--- begin ---

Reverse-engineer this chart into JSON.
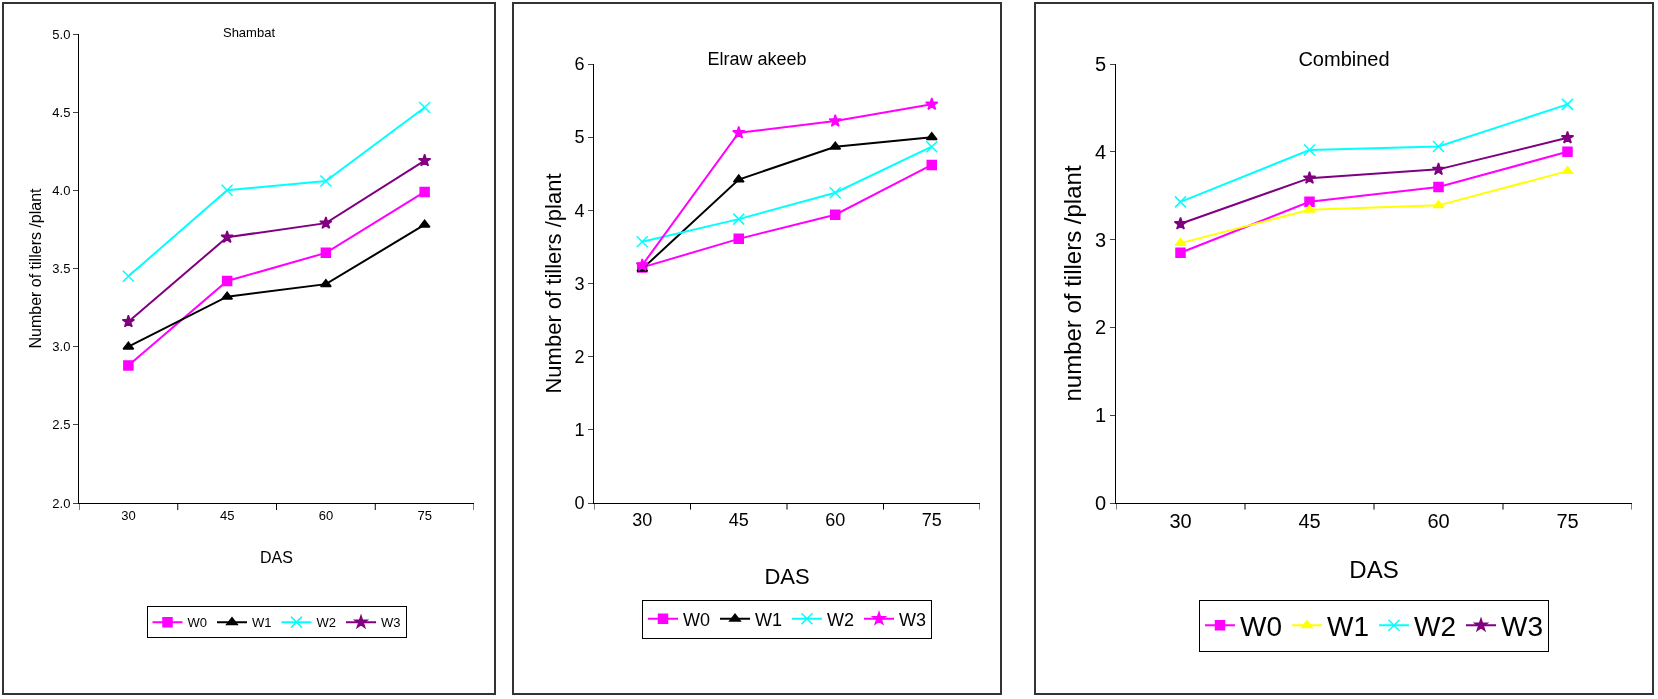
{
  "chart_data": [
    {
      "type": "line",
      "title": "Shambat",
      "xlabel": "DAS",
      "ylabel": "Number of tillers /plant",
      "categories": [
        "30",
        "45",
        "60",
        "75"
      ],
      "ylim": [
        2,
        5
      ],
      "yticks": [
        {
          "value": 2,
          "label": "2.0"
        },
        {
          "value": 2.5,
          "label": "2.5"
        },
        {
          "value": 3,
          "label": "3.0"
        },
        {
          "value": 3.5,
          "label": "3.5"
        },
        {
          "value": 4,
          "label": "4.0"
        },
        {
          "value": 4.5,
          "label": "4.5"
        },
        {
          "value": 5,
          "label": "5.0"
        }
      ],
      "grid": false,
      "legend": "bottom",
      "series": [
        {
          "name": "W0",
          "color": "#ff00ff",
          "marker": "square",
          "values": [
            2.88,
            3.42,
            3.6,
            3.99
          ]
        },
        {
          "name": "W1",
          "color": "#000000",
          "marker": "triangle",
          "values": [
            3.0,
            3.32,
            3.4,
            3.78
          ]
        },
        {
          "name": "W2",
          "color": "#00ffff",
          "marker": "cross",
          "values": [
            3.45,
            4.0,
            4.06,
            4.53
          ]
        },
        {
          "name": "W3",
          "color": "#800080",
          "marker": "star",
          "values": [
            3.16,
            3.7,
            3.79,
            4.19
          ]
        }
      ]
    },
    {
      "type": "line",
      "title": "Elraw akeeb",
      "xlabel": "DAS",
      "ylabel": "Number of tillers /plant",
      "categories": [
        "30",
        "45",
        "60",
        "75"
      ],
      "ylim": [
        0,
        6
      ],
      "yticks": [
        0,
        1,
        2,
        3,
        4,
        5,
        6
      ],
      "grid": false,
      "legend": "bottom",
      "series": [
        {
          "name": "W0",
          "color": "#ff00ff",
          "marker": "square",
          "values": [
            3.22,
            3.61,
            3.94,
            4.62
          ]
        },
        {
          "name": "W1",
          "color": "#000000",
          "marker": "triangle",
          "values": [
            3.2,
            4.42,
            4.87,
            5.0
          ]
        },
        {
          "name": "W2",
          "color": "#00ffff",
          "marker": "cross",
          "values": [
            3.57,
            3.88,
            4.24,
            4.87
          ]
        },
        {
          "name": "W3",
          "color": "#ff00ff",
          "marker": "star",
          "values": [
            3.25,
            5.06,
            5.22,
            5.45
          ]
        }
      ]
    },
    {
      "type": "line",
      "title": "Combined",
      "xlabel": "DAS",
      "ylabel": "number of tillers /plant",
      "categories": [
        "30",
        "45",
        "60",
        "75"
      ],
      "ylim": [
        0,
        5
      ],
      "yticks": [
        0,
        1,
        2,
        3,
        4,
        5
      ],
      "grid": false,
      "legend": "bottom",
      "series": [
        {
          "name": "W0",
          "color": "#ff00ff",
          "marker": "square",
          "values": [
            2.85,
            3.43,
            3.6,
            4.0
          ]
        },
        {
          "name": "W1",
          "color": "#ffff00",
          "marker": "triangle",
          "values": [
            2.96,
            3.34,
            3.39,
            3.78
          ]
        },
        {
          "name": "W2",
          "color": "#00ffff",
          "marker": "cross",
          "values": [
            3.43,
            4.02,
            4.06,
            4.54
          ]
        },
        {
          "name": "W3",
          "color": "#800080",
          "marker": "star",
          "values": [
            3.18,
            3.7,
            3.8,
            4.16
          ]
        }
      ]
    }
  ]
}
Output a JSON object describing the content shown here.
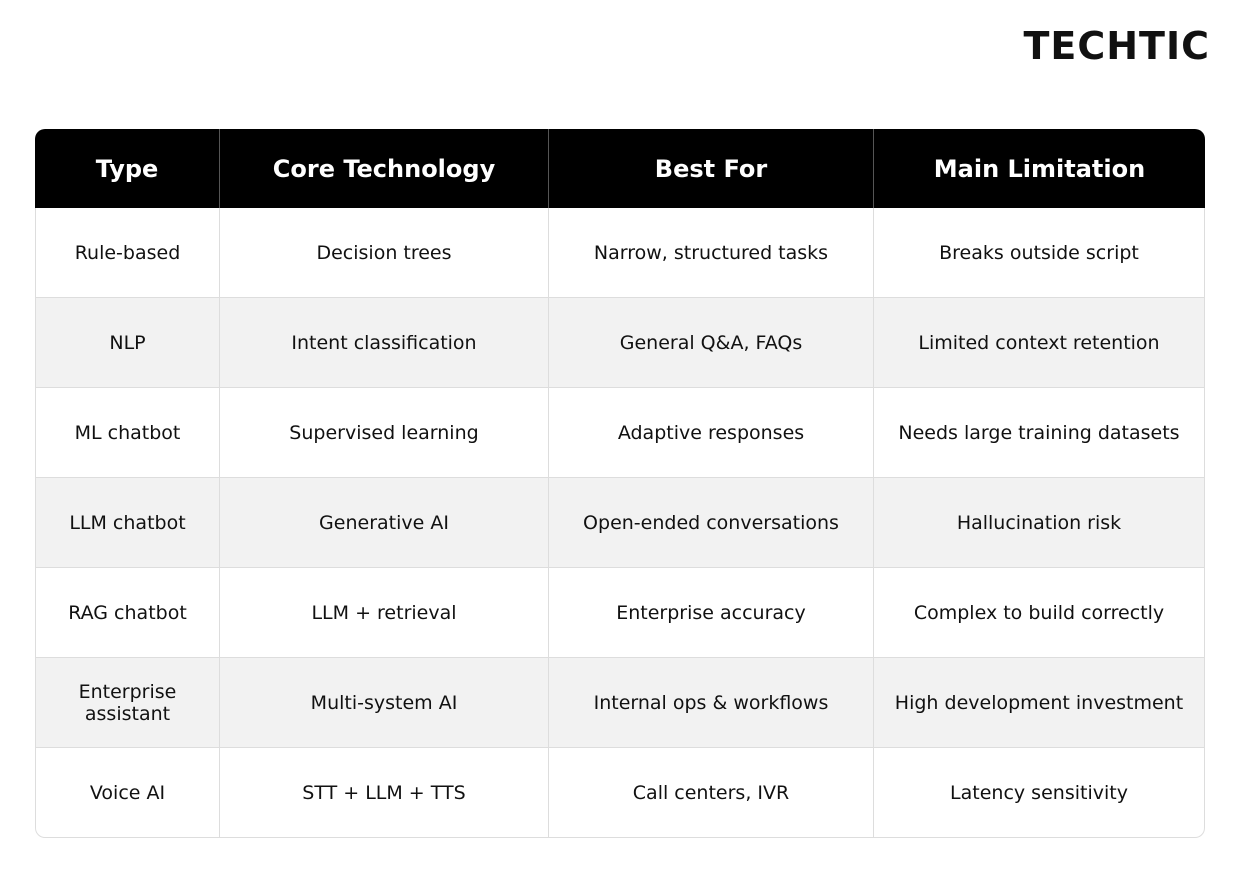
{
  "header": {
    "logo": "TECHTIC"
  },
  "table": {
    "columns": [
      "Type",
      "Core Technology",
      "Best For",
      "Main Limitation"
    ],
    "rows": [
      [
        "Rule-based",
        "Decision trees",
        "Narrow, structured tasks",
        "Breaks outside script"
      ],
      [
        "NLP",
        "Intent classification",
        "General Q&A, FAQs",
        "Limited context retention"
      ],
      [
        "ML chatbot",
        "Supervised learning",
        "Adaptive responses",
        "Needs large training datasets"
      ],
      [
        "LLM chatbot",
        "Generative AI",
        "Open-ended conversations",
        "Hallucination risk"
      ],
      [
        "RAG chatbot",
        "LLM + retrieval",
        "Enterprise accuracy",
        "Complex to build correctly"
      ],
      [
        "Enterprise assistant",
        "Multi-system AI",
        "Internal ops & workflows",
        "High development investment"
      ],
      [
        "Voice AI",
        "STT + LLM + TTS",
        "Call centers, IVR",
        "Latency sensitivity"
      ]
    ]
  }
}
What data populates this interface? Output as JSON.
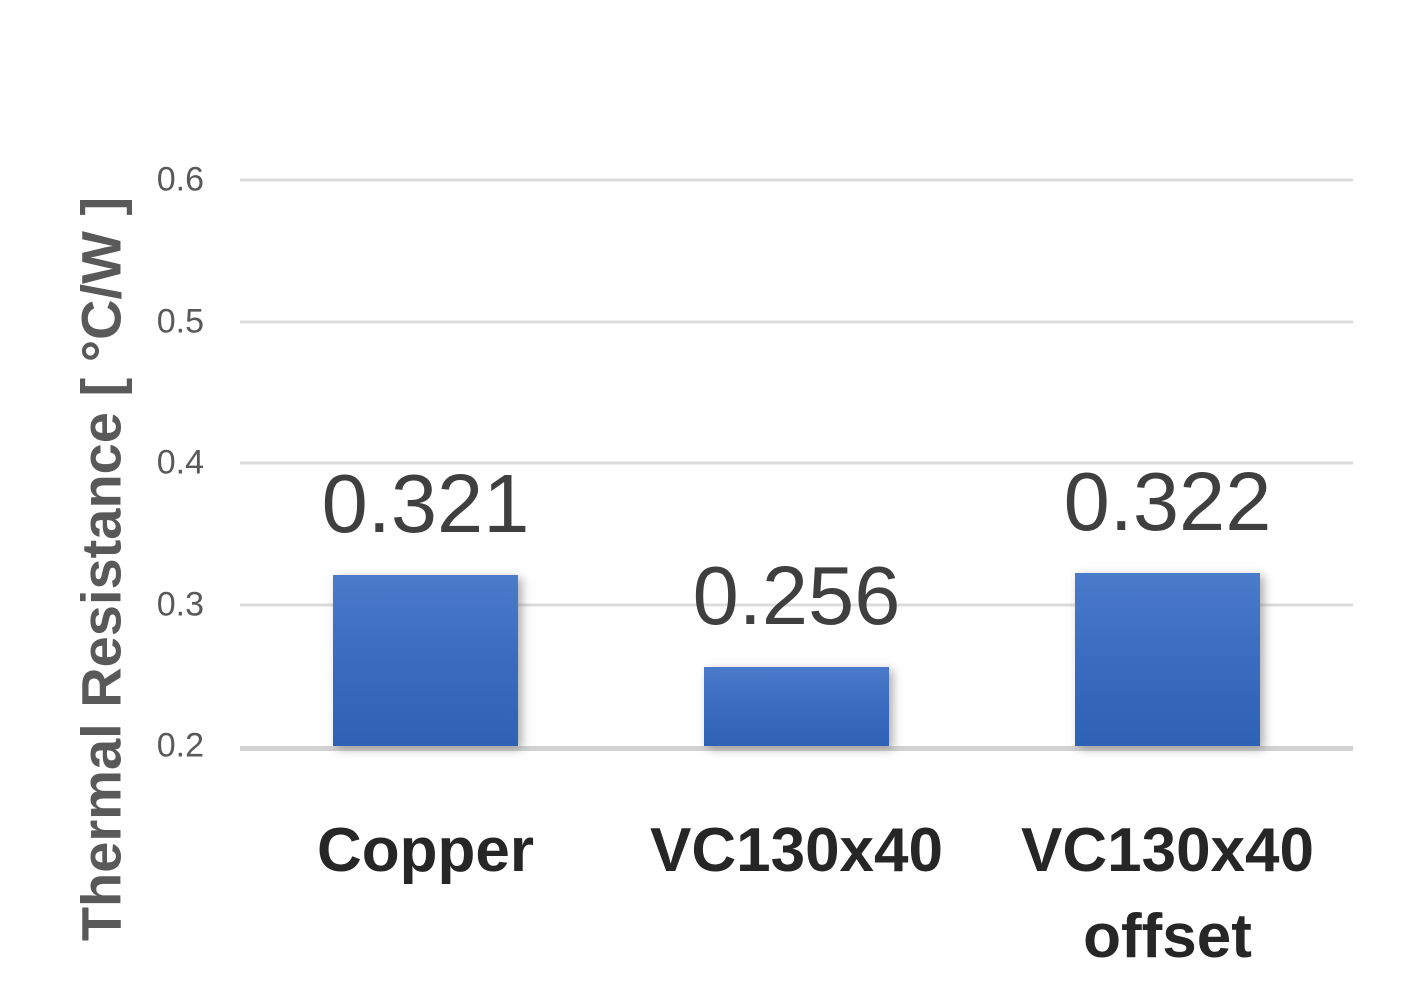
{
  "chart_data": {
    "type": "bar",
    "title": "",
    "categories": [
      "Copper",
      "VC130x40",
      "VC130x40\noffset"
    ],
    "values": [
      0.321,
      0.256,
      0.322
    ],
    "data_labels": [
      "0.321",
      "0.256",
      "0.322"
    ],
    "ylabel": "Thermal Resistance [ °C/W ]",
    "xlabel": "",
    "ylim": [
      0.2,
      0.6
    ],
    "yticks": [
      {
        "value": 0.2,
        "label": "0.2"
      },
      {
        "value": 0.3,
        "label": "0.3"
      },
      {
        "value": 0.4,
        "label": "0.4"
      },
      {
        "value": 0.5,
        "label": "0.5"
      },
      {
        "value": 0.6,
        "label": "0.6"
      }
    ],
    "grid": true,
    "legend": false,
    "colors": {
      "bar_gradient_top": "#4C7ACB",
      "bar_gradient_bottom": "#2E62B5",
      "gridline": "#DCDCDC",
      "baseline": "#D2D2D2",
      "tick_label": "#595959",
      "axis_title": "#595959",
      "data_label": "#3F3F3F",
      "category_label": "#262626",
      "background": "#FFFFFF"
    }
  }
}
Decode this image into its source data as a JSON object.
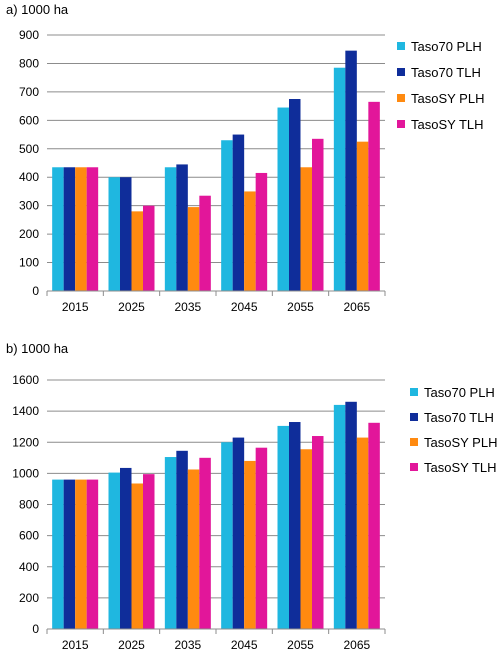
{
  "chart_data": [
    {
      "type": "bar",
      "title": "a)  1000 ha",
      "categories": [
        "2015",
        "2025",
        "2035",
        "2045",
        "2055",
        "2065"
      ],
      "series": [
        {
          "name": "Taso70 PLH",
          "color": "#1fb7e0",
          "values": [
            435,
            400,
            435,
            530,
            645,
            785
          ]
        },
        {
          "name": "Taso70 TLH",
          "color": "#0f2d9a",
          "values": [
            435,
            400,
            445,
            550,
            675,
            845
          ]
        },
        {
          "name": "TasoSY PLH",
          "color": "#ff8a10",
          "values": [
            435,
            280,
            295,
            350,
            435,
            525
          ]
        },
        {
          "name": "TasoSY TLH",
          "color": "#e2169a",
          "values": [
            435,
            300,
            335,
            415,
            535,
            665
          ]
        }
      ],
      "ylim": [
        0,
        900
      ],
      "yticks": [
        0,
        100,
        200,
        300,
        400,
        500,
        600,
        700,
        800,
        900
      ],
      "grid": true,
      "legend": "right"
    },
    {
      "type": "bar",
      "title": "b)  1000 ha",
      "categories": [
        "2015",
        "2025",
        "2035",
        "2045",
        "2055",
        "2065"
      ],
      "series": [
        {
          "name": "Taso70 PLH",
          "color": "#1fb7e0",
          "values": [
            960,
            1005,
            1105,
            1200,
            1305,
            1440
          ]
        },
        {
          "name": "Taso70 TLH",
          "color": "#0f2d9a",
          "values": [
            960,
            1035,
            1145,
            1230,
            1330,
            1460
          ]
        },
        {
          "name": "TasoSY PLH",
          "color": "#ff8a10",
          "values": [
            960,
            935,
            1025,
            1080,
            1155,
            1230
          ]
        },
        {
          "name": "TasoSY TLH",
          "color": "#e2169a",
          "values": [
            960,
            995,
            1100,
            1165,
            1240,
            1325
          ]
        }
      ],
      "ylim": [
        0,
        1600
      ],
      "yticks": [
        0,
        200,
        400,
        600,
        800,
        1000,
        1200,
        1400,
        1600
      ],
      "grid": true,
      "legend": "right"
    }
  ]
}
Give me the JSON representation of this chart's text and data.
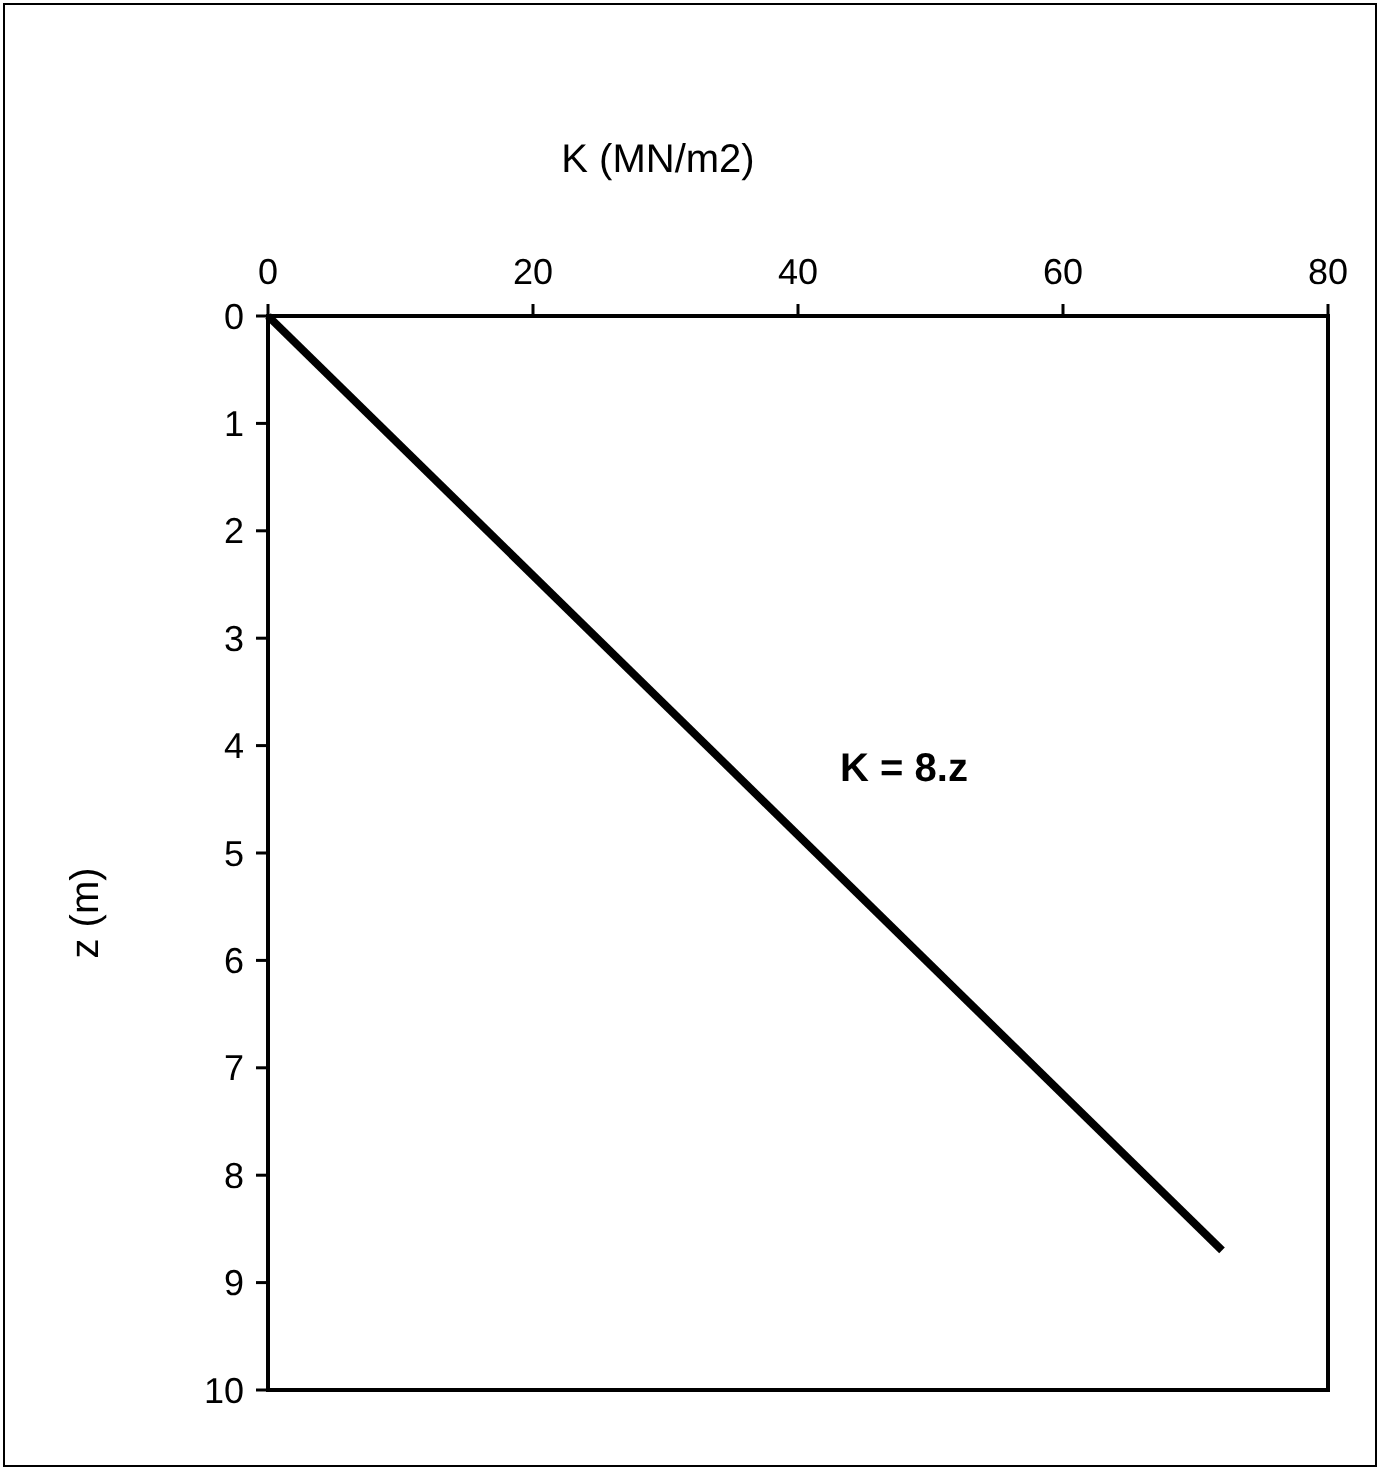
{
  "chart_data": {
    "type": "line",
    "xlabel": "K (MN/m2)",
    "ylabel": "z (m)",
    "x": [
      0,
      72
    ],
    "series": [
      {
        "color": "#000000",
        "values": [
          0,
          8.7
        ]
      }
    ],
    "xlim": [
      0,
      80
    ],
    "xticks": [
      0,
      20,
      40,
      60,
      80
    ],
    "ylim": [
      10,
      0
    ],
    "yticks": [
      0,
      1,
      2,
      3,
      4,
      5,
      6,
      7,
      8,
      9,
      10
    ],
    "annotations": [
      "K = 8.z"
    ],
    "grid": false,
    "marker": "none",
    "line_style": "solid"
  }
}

--- end ---

__Work to complete__:
Identify the lines that hold the word "this". Copy every one of them.

__Exercise answer__:
Reverse-engineer this chart into JSON.
What data populates this interface? Output as JSON.
Decode this image into its source data as a JSON object.
Give me the JSON representation of this chart's text and data.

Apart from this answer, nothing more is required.